- REQUIREMENT -
Among the lines of the data below, count those that hold the word "Lambayeque". Answer with the number alone.

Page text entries

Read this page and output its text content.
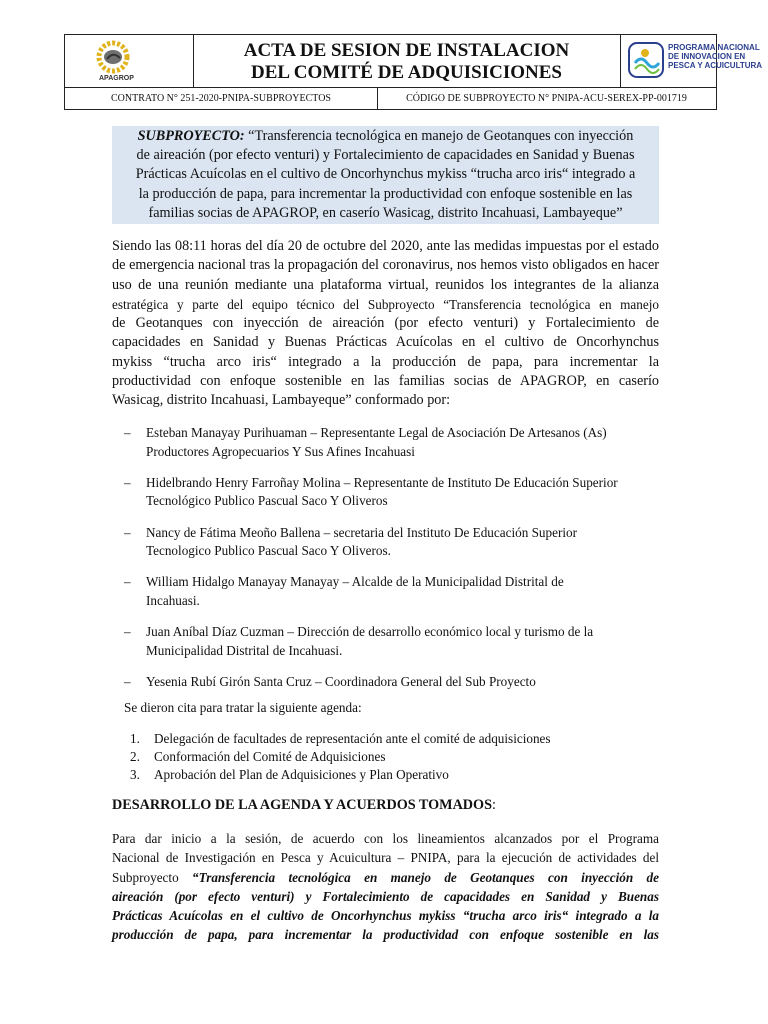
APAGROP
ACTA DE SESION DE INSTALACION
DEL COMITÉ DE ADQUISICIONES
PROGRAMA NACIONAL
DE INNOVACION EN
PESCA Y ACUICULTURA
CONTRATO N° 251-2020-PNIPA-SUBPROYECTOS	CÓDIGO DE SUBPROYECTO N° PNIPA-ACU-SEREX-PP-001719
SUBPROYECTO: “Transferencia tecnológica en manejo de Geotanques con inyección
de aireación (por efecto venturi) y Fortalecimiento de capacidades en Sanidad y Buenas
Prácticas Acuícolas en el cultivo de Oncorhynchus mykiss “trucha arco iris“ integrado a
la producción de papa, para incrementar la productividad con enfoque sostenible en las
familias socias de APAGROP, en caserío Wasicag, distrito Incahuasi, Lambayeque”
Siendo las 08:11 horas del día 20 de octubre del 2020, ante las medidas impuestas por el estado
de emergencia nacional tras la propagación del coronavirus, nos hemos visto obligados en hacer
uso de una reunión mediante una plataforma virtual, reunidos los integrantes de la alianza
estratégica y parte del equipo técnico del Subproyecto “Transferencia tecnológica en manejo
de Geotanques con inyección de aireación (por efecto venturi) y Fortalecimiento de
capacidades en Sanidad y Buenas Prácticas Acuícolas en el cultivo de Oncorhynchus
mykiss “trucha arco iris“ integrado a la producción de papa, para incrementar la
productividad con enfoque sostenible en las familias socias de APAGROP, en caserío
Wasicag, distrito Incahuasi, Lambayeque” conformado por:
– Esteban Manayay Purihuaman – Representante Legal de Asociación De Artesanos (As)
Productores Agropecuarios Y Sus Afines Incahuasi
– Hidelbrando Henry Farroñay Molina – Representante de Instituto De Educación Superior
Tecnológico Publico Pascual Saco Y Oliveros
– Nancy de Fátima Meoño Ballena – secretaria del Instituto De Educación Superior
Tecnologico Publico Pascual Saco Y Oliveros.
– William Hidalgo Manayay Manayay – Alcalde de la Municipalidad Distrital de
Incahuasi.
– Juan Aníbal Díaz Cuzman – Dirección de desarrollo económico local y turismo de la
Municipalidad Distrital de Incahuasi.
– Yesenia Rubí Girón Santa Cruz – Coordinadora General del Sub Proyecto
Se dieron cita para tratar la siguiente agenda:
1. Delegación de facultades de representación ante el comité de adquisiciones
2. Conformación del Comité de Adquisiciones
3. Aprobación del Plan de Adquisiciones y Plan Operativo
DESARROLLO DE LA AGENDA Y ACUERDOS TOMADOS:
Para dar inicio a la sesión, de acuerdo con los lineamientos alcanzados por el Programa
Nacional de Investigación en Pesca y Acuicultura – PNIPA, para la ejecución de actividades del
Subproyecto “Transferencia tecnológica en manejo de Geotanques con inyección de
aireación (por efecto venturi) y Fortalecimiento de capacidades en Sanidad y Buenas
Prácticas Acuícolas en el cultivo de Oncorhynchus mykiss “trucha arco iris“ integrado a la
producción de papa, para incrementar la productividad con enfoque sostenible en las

- ANSWER TO THE PROBLEM -
2